**Task**
Return all the entries exactly, keeping pictures out.
"""
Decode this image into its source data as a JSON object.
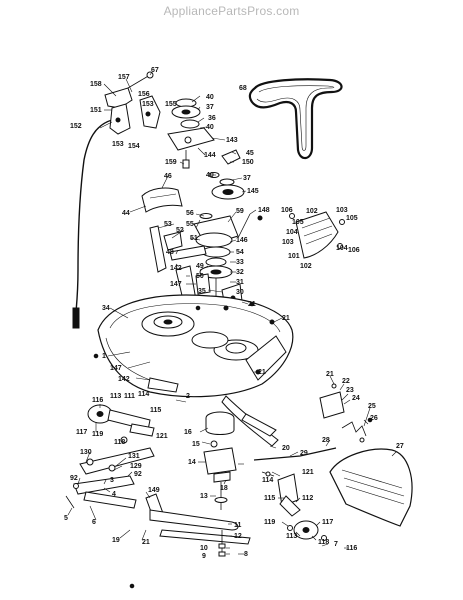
{
  "watermark": "AppliancePartsPros.com",
  "callouts": [
    {
      "id": "c158",
      "text": "158"
    },
    {
      "id": "c157",
      "text": "157"
    },
    {
      "id": "c67",
      "text": "67"
    },
    {
      "id": "c156",
      "text": "156"
    },
    {
      "id": "c153",
      "text": "153"
    },
    {
      "id": "c155",
      "text": "155"
    },
    {
      "id": "c151",
      "text": "151"
    },
    {
      "id": "c152",
      "text": "152"
    },
    {
      "id": "c153b",
      "text": "153"
    },
    {
      "id": "c154",
      "text": "154"
    },
    {
      "id": "c40a",
      "text": "40"
    },
    {
      "id": "c37a",
      "text": "37"
    },
    {
      "id": "c36",
      "text": "36"
    },
    {
      "id": "c40b",
      "text": "40"
    },
    {
      "id": "c143",
      "text": "143"
    },
    {
      "id": "c144",
      "text": "144"
    },
    {
      "id": "c68",
      "text": "68"
    },
    {
      "id": "c159",
      "text": "159"
    },
    {
      "id": "c45",
      "text": "45"
    },
    {
      "id": "c150",
      "text": "150"
    },
    {
      "id": "c40c",
      "text": "40"
    },
    {
      "id": "c37b",
      "text": "37"
    },
    {
      "id": "c46",
      "text": "46"
    },
    {
      "id": "c145",
      "text": "145"
    },
    {
      "id": "c44",
      "text": "44"
    },
    {
      "id": "c56",
      "text": "56"
    },
    {
      "id": "c59",
      "text": "59"
    },
    {
      "id": "c148",
      "text": "148"
    },
    {
      "id": "c106a",
      "text": "106"
    },
    {
      "id": "c102a",
      "text": "102"
    },
    {
      "id": "c105a",
      "text": "105"
    },
    {
      "id": "c104a",
      "text": "104"
    },
    {
      "id": "c103a",
      "text": "103"
    },
    {
      "id": "c103b",
      "text": "103"
    },
    {
      "id": "c105b",
      "text": "105"
    },
    {
      "id": "c104b",
      "text": "104"
    },
    {
      "id": "c106b",
      "text": "106"
    },
    {
      "id": "c101",
      "text": "101"
    },
    {
      "id": "c102b",
      "text": "102"
    },
    {
      "id": "c53",
      "text": "53"
    },
    {
      "id": "c52",
      "text": "52"
    },
    {
      "id": "c55",
      "text": "55"
    },
    {
      "id": "c51",
      "text": "51"
    },
    {
      "id": "c146",
      "text": "146"
    },
    {
      "id": "c48",
      "text": "48"
    },
    {
      "id": "c54",
      "text": "54"
    },
    {
      "id": "c33",
      "text": "33"
    },
    {
      "id": "c49",
      "text": "49"
    },
    {
      "id": "c142a",
      "text": "142"
    },
    {
      "id": "c50",
      "text": "50"
    },
    {
      "id": "c32",
      "text": "32"
    },
    {
      "id": "c31",
      "text": "31"
    },
    {
      "id": "c147a",
      "text": "147"
    },
    {
      "id": "c30",
      "text": "30"
    },
    {
      "id": "c35",
      "text": "35"
    },
    {
      "id": "c21a",
      "text": "21"
    },
    {
      "id": "c34",
      "text": "34"
    },
    {
      "id": "c21b",
      "text": "21"
    },
    {
      "id": "c1",
      "text": "1"
    },
    {
      "id": "c147b",
      "text": "147"
    },
    {
      "id": "c21c",
      "text": "21"
    },
    {
      "id": "c142b",
      "text": "142"
    },
    {
      "id": "c21d",
      "text": "21"
    },
    {
      "id": "c22",
      "text": "22"
    },
    {
      "id": "c23",
      "text": "23"
    },
    {
      "id": "c24",
      "text": "24"
    },
    {
      "id": "c25",
      "text": "25"
    },
    {
      "id": "c116a",
      "text": "116"
    },
    {
      "id": "c113a",
      "text": "113"
    },
    {
      "id": "c111a",
      "text": "111"
    },
    {
      "id": "c114a",
      "text": "114"
    },
    {
      "id": "c2",
      "text": "2"
    },
    {
      "id": "c115a",
      "text": "115"
    },
    {
      "id": "c117a",
      "text": "117"
    },
    {
      "id": "c119a",
      "text": "119"
    },
    {
      "id": "c118a",
      "text": "118"
    },
    {
      "id": "c121a",
      "text": "121"
    },
    {
      "id": "c16",
      "text": "16"
    },
    {
      "id": "c26",
      "text": "26"
    },
    {
      "id": "c28",
      "text": "28"
    },
    {
      "id": "c27",
      "text": "27"
    },
    {
      "id": "c15",
      "text": "15"
    },
    {
      "id": "c20",
      "text": "20"
    },
    {
      "id": "c29",
      "text": "29"
    },
    {
      "id": "c130",
      "text": "130"
    },
    {
      "id": "c131",
      "text": "131"
    },
    {
      "id": "c14",
      "text": "14"
    },
    {
      "id": "c121b",
      "text": "121"
    },
    {
      "id": "c129",
      "text": "129"
    },
    {
      "id": "c92a",
      "text": "92"
    },
    {
      "id": "c92b",
      "text": "92"
    },
    {
      "id": "c3",
      "text": "3"
    },
    {
      "id": "c114b",
      "text": "114"
    },
    {
      "id": "c4",
      "text": "4"
    },
    {
      "id": "c18",
      "text": "18"
    },
    {
      "id": "c149",
      "text": "149"
    },
    {
      "id": "c13",
      "text": "13"
    },
    {
      "id": "c115b",
      "text": "115"
    },
    {
      "id": "c112",
      "text": "112"
    },
    {
      "id": "c5",
      "text": "5"
    },
    {
      "id": "c6",
      "text": "6"
    },
    {
      "id": "c119b",
      "text": "119"
    },
    {
      "id": "c11",
      "text": "11"
    },
    {
      "id": "c117b",
      "text": "117"
    },
    {
      "id": "c12",
      "text": "12"
    },
    {
      "id": "c113b",
      "text": "113"
    },
    {
      "id": "c118b",
      "text": "118"
    },
    {
      "id": "c19",
      "text": "19"
    },
    {
      "id": "c21e",
      "text": "21"
    },
    {
      "id": "c10",
      "text": "10"
    },
    {
      "id": "c9",
      "text": "9"
    },
    {
      "id": "c8",
      "text": "8"
    },
    {
      "id": "c116b",
      "text": "116"
    },
    {
      "id": "c7",
      "text": "7"
    }
  ]
}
"""
**Exercise output**
Decode this image into its source data as a JSON object.
{
  "watermark": "AppliancePartsPros.com",
  "callouts": [
    {
      "id": "c158",
      "text": "158"
    },
    {
      "id": "c157",
      "text": "157"
    },
    {
      "id": "c67",
      "text": "67"
    },
    {
      "id": "c156",
      "text": "156"
    },
    {
      "id": "c153",
      "text": "153"
    },
    {
      "id": "c155",
      "text": "155"
    },
    {
      "id": "c151",
      "text": "151"
    },
    {
      "id": "c152",
      "text": "152"
    },
    {
      "id": "c153b",
      "text": "153"
    },
    {
      "id": "c154",
      "text": "154"
    },
    {
      "id": "c40a",
      "text": "40"
    },
    {
      "id": "c37a",
      "text": "37"
    },
    {
      "id": "c36",
      "text": "36"
    },
    {
      "id": "c40b",
      "text": "40"
    },
    {
      "id": "c143",
      "text": "143"
    },
    {
      "id": "c144",
      "text": "144"
    },
    {
      "id": "c68",
      "text": "68"
    },
    {
      "id": "c159",
      "text": "159"
    },
    {
      "id": "c45",
      "text": "45"
    },
    {
      "id": "c150",
      "text": "150"
    },
    {
      "id": "c40c",
      "text": "40"
    },
    {
      "id": "c37b",
      "text": "37"
    },
    {
      "id": "c46",
      "text": "46"
    },
    {
      "id": "c145",
      "text": "145"
    },
    {
      "id": "c44",
      "text": "44"
    },
    {
      "id": "c56",
      "text": "56"
    },
    {
      "id": "c59",
      "text": "59"
    },
    {
      "id": "c148",
      "text": "148"
    },
    {
      "id": "c106a",
      "text": "106"
    },
    {
      "id": "c102a",
      "text": "102"
    },
    {
      "id": "c105a",
      "text": "105"
    },
    {
      "id": "c104a",
      "text": "104"
    },
    {
      "id": "c103a",
      "text": "103"
    },
    {
      "id": "c103b",
      "text": "103"
    },
    {
      "id": "c105b",
      "text": "105"
    },
    {
      "id": "c104b",
      "text": "104"
    },
    {
      "id": "c106b",
      "text": "106"
    },
    {
      "id": "c101",
      "text": "101"
    },
    {
      "id": "c102b",
      "text": "102"
    },
    {
      "id": "c53",
      "text": "53"
    },
    {
      "id": "c52",
      "text": "52"
    },
    {
      "id": "c55",
      "text": "55"
    },
    {
      "id": "c51",
      "text": "51"
    },
    {
      "id": "c146",
      "text": "146"
    },
    {
      "id": "c48",
      "text": "48"
    },
    {
      "id": "c54",
      "text": "54"
    },
    {
      "id": "c33",
      "text": "33"
    },
    {
      "id": "c49",
      "text": "49"
    },
    {
      "id": "c142a",
      "text": "142"
    },
    {
      "id": "c50",
      "text": "50"
    },
    {
      "id": "c32",
      "text": "32"
    },
    {
      "id": "c31",
      "text": "31"
    },
    {
      "id": "c147a",
      "text": "147"
    },
    {
      "id": "c30",
      "text": "30"
    },
    {
      "id": "c35",
      "text": "35"
    },
    {
      "id": "c21a",
      "text": "21"
    },
    {
      "id": "c34",
      "text": "34"
    },
    {
      "id": "c21b",
      "text": "21"
    },
    {
      "id": "c1",
      "text": "1"
    },
    {
      "id": "c147b",
      "text": "147"
    },
    {
      "id": "c21c",
      "text": "21"
    },
    {
      "id": "c142b",
      "text": "142"
    },
    {
      "id": "c21d",
      "text": "21"
    },
    {
      "id": "c22",
      "text": "22"
    },
    {
      "id": "c23",
      "text": "23"
    },
    {
      "id": "c24",
      "text": "24"
    },
    {
      "id": "c25",
      "text": "25"
    },
    {
      "id": "c116a",
      "text": "116"
    },
    {
      "id": "c113a",
      "text": "113"
    },
    {
      "id": "c111a",
      "text": "111"
    },
    {
      "id": "c114a",
      "text": "114"
    },
    {
      "id": "c2",
      "text": "2"
    },
    {
      "id": "c115a",
      "text": "115"
    },
    {
      "id": "c117a",
      "text": "117"
    },
    {
      "id": "c119a",
      "text": "119"
    },
    {
      "id": "c118a",
      "text": "118"
    },
    {
      "id": "c121a",
      "text": "121"
    },
    {
      "id": "c16",
      "text": "16"
    },
    {
      "id": "c26",
      "text": "26"
    },
    {
      "id": "c28",
      "text": "28"
    },
    {
      "id": "c27",
      "text": "27"
    },
    {
      "id": "c15",
      "text": "15"
    },
    {
      "id": "c20",
      "text": "20"
    },
    {
      "id": "c29",
      "text": "29"
    },
    {
      "id": "c130",
      "text": "130"
    },
    {
      "id": "c131",
      "text": "131"
    },
    {
      "id": "c14",
      "text": "14"
    },
    {
      "id": "c121b",
      "text": "121"
    },
    {
      "id": "c129",
      "text": "129"
    },
    {
      "id": "c92a",
      "text": "92"
    },
    {
      "id": "c92b",
      "text": "92"
    },
    {
      "id": "c3",
      "text": "3"
    },
    {
      "id": "c114b",
      "text": "114"
    },
    {
      "id": "c4",
      "text": "4"
    },
    {
      "id": "c18",
      "text": "18"
    },
    {
      "id": "c149",
      "text": "149"
    },
    {
      "id": "c13",
      "text": "13"
    },
    {
      "id": "c115b",
      "text": "115"
    },
    {
      "id": "c112",
      "text": "112"
    },
    {
      "id": "c5",
      "text": "5"
    },
    {
      "id": "c6",
      "text": "6"
    },
    {
      "id": "c119b",
      "text": "119"
    },
    {
      "id": "c11",
      "text": "11"
    },
    {
      "id": "c117b",
      "text": "117"
    },
    {
      "id": "c12",
      "text": "12"
    },
    {
      "id": "c113b",
      "text": "113"
    },
    {
      "id": "c118b",
      "text": "118"
    },
    {
      "id": "c19",
      "text": "19"
    },
    {
      "id": "c21e",
      "text": "21"
    },
    {
      "id": "c10",
      "text": "10"
    },
    {
      "id": "c9",
      "text": "9"
    },
    {
      "id": "c8",
      "text": "8"
    },
    {
      "id": "c116b",
      "text": "116"
    },
    {
      "id": "c7",
      "text": "7"
    }
  ]
}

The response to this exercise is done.